What you should do: Count lines with "dýchacích" in them. Report only the total.
+++ Input
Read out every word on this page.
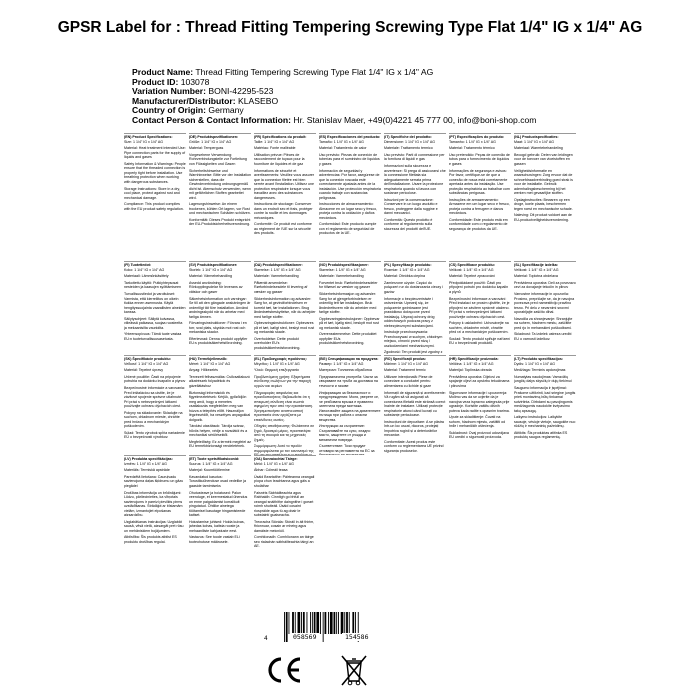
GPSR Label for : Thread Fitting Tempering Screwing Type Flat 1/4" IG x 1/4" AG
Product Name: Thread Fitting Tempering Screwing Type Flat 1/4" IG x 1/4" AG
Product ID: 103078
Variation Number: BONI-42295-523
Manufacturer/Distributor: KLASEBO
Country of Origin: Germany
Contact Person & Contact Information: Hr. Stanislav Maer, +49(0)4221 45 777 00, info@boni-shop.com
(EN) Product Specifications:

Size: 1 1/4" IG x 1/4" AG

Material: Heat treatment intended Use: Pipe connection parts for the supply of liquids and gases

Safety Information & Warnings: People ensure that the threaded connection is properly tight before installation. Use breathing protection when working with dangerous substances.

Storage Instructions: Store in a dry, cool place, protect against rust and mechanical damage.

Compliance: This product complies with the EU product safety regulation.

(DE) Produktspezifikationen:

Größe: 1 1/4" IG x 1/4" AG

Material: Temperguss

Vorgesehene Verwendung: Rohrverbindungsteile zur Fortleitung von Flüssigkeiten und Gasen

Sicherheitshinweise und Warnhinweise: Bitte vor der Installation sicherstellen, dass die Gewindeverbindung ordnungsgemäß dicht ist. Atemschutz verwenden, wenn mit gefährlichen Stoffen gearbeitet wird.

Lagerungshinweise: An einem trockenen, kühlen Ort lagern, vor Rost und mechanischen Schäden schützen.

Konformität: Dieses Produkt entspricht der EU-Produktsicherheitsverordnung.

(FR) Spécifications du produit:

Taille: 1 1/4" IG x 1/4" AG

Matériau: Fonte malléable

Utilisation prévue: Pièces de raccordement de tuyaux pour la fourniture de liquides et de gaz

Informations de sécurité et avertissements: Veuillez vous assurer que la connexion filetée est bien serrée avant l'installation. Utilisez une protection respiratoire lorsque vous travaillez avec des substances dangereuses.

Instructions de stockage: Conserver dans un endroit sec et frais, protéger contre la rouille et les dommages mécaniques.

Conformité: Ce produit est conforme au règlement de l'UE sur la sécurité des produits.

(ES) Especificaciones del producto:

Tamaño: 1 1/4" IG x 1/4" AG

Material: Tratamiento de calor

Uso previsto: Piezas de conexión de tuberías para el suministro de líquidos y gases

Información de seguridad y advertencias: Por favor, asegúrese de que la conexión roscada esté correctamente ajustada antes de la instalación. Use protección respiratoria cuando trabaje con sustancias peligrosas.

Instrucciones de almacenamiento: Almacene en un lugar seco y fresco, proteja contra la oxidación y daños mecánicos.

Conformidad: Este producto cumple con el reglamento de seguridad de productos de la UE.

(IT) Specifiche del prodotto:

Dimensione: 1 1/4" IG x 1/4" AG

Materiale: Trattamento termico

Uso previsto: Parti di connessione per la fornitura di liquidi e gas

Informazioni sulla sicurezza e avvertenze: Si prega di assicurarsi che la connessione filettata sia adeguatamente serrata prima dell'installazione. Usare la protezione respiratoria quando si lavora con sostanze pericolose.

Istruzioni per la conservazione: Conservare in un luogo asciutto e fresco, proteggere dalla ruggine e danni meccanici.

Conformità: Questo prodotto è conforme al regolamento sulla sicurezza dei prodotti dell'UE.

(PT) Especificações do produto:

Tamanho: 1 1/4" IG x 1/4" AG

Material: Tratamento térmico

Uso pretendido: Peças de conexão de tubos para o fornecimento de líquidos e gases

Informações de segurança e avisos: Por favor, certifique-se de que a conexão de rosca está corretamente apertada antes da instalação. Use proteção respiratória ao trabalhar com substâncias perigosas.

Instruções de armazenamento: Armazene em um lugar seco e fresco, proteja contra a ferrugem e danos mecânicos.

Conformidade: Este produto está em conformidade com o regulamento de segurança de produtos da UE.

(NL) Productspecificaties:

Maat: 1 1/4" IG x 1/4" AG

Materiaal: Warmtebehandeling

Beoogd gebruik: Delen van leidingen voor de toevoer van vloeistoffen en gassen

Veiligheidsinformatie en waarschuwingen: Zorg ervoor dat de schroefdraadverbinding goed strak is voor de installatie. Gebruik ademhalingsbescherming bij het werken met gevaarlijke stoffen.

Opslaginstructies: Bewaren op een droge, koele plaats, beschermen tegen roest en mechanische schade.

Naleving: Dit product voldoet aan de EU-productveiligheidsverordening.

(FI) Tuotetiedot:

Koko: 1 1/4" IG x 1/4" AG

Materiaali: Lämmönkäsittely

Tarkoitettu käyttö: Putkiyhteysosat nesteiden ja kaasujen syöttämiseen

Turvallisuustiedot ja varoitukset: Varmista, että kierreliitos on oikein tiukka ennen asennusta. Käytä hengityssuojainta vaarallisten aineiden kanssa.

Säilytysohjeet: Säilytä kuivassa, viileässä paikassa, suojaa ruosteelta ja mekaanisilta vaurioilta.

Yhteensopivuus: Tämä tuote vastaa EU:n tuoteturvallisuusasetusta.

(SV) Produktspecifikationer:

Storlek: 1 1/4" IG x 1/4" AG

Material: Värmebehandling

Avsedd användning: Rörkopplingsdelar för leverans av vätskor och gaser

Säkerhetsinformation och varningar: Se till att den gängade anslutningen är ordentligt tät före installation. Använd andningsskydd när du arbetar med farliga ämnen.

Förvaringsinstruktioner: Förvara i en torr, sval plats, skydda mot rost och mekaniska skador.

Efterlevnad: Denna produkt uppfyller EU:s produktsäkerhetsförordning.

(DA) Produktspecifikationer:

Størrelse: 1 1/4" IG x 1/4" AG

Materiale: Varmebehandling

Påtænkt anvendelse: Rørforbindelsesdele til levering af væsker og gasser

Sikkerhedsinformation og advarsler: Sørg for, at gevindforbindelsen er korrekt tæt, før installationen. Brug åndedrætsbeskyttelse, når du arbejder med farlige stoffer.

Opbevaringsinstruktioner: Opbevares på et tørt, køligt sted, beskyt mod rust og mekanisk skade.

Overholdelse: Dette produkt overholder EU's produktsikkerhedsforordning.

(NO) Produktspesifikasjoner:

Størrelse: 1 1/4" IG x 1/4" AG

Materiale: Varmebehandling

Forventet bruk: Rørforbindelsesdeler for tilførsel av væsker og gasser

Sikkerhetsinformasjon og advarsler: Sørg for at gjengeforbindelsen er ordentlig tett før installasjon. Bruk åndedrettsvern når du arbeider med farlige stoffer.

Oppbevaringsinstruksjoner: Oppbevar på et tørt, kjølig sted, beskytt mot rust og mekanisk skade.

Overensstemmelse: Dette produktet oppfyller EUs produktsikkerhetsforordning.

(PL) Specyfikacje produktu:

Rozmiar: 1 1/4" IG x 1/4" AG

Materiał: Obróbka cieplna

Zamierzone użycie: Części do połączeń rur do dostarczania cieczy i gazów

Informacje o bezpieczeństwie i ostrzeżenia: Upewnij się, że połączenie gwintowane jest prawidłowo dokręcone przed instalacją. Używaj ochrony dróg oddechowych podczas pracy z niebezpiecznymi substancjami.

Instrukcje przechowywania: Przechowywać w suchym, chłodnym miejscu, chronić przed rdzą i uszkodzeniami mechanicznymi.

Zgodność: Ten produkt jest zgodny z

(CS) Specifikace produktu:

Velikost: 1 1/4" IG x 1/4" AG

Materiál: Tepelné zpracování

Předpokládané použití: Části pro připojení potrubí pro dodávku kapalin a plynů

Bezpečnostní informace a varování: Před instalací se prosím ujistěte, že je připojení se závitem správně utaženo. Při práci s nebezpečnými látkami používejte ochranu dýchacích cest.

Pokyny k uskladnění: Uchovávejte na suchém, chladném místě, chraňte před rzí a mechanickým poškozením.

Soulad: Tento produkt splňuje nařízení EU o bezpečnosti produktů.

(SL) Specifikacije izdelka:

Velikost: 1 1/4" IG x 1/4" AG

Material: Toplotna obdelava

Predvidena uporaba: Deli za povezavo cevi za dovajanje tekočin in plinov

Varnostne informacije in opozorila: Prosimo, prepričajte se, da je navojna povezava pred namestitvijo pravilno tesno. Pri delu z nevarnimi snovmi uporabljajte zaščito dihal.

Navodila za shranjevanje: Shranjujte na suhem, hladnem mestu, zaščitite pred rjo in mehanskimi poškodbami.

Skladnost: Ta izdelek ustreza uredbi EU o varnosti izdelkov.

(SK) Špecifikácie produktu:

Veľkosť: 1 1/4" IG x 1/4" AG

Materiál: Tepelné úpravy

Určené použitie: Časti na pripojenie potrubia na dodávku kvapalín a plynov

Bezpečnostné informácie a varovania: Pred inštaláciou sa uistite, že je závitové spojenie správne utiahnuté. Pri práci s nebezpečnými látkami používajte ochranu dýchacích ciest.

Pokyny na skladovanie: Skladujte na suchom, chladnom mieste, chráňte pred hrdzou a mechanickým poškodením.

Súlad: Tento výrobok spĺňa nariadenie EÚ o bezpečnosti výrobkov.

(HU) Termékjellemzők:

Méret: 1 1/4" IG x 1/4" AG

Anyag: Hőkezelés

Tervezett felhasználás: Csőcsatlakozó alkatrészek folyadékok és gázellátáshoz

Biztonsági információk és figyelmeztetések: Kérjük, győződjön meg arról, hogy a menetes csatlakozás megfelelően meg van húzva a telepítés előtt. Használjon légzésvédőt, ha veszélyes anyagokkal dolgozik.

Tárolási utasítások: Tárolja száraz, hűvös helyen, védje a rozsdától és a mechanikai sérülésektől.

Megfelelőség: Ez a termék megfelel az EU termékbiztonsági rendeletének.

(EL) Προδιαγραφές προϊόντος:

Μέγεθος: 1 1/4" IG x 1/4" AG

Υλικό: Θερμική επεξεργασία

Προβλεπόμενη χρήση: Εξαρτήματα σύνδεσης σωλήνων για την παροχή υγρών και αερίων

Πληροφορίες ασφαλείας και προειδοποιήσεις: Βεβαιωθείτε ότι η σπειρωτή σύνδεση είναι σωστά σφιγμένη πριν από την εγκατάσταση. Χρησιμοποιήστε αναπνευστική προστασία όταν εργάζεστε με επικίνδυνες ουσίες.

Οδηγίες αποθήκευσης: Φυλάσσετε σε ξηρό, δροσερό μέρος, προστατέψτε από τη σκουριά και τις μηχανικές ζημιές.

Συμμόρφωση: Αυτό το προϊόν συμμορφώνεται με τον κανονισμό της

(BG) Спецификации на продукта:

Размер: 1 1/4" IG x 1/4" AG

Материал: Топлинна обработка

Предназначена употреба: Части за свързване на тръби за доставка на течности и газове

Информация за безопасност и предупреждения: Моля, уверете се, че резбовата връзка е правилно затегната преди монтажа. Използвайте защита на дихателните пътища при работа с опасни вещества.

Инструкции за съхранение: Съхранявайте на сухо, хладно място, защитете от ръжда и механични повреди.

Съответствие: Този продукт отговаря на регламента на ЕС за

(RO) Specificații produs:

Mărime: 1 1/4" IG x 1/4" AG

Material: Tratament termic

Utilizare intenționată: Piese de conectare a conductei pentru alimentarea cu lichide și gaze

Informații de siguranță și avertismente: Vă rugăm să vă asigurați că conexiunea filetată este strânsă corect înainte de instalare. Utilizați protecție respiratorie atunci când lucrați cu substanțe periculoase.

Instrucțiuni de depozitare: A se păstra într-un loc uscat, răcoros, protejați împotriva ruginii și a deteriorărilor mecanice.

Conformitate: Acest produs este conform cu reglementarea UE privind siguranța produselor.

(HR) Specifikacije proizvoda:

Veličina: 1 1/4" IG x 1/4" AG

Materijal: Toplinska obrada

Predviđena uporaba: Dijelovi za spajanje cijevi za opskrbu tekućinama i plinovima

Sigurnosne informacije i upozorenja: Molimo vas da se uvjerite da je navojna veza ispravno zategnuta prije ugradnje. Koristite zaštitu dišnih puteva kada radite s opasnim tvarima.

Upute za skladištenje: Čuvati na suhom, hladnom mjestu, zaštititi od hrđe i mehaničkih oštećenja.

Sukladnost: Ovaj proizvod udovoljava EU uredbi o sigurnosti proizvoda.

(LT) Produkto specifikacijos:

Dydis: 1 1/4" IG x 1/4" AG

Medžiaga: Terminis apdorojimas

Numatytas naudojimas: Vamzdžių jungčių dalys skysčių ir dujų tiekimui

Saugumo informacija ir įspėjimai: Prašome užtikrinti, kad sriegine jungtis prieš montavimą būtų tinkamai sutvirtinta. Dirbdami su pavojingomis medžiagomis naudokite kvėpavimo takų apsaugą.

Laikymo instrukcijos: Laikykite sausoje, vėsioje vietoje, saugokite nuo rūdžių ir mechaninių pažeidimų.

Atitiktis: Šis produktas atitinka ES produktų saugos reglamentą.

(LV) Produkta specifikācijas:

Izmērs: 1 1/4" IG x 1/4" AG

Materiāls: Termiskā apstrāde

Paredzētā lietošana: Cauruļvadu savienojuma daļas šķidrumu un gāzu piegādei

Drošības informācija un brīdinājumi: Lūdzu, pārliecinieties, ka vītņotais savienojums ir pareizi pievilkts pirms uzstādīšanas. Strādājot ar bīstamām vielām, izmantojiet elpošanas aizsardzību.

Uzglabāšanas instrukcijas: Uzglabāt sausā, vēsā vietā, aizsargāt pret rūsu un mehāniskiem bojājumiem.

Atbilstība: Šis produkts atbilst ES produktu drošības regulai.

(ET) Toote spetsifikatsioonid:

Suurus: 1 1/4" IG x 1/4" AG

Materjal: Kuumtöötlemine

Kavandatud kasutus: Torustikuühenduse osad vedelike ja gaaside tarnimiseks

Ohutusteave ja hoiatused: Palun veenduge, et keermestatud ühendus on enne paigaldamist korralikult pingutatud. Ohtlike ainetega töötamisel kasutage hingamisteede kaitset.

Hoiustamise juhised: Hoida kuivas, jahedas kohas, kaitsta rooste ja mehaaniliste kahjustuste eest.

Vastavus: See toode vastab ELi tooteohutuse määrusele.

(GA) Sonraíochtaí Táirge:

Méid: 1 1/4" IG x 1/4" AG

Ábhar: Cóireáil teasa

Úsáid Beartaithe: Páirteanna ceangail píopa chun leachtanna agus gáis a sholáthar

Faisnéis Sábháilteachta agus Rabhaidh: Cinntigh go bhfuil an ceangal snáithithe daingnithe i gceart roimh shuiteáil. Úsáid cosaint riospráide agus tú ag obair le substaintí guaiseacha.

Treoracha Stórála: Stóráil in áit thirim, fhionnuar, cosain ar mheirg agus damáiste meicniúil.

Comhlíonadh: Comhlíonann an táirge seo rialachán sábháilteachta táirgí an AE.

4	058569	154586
++++++
Task solution: 2